**Work to be completed**. How many lines in this material include the string "text"? Answer with the number and nothing further.

**Data extract**.
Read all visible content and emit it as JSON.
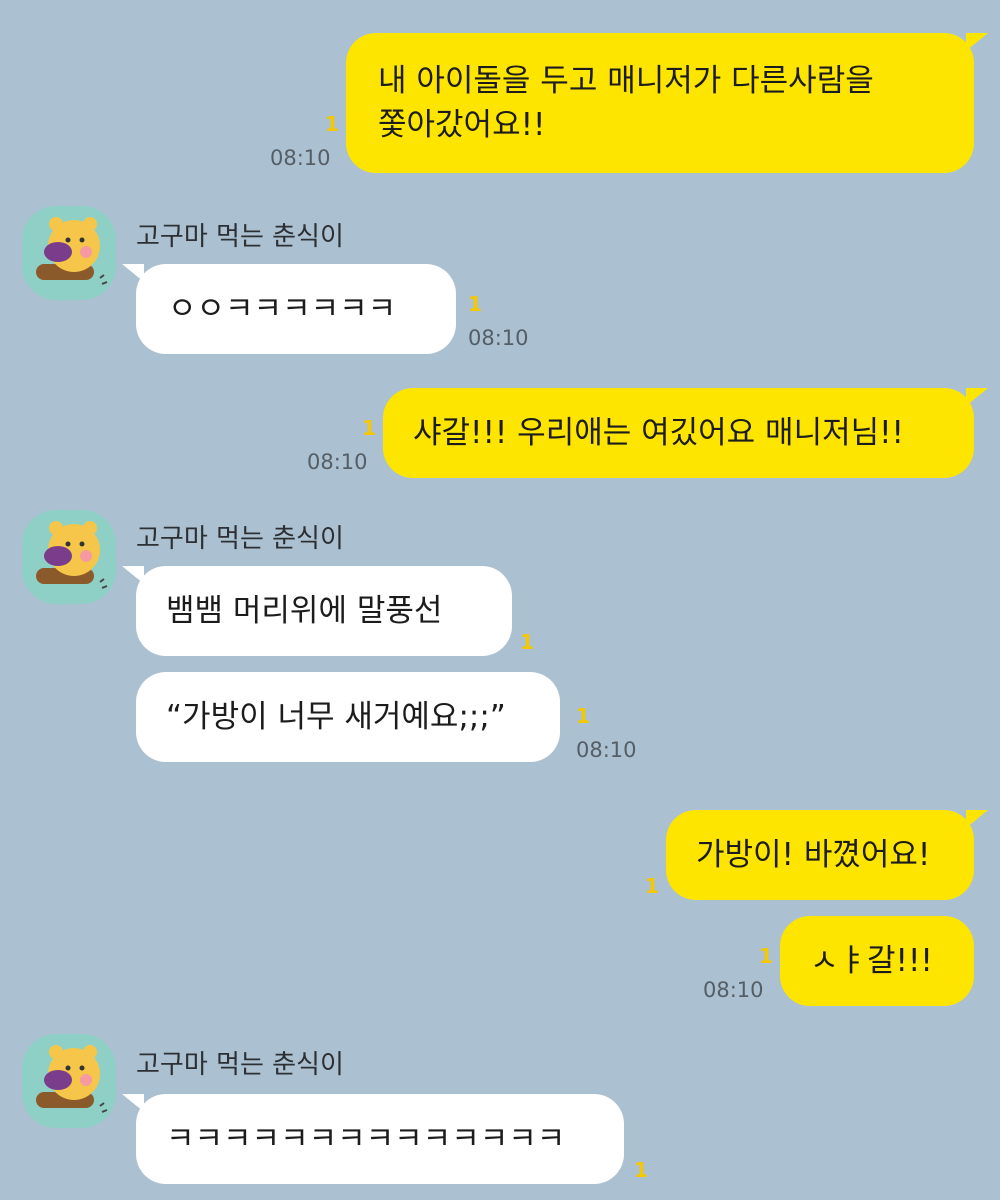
{
  "sender_name": "고구마 먹는 춘식이",
  "unread_mark": "1",
  "colors": {
    "background": "#abc1d1",
    "my_bubble": "#fee500",
    "other_bubble": "#ffffff",
    "unread": "#f5c800"
  },
  "messages": [
    {
      "side": "me",
      "lines": [
        "내 아이돌을 두고 매니저가 다른사람을",
        "쫓아갔어요!!"
      ],
      "unread": "1",
      "time": "08:10"
    },
    {
      "side": "other",
      "text": "ㅇㅇㅋㅋㅋㅋㅋㅋ",
      "unread": "1",
      "time": "08:10"
    },
    {
      "side": "me",
      "text": "샤갈!!! 우리애는 여깄어요 매니저님!!",
      "unread": "1",
      "time": "08:10"
    },
    {
      "side": "other",
      "text": "뱀뱀 머리위에 말풍선",
      "unread": "1"
    },
    {
      "side": "other",
      "text": "“가방이 너무 새거예요;;;”",
      "unread": "1",
      "time": "08:10"
    },
    {
      "side": "me",
      "text": "가방이! 바꼈어요!",
      "unread": "1"
    },
    {
      "side": "me",
      "text": "ㅅㅑ갈!!!",
      "unread": "1",
      "time": "08:10"
    },
    {
      "side": "other",
      "text": "ㅋㅋㅋㅋㅋㅋㅋㅋㅋㅋㅋㅋㅋㅋ",
      "unread": "1"
    }
  ]
}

**Answer for this exercise**. 7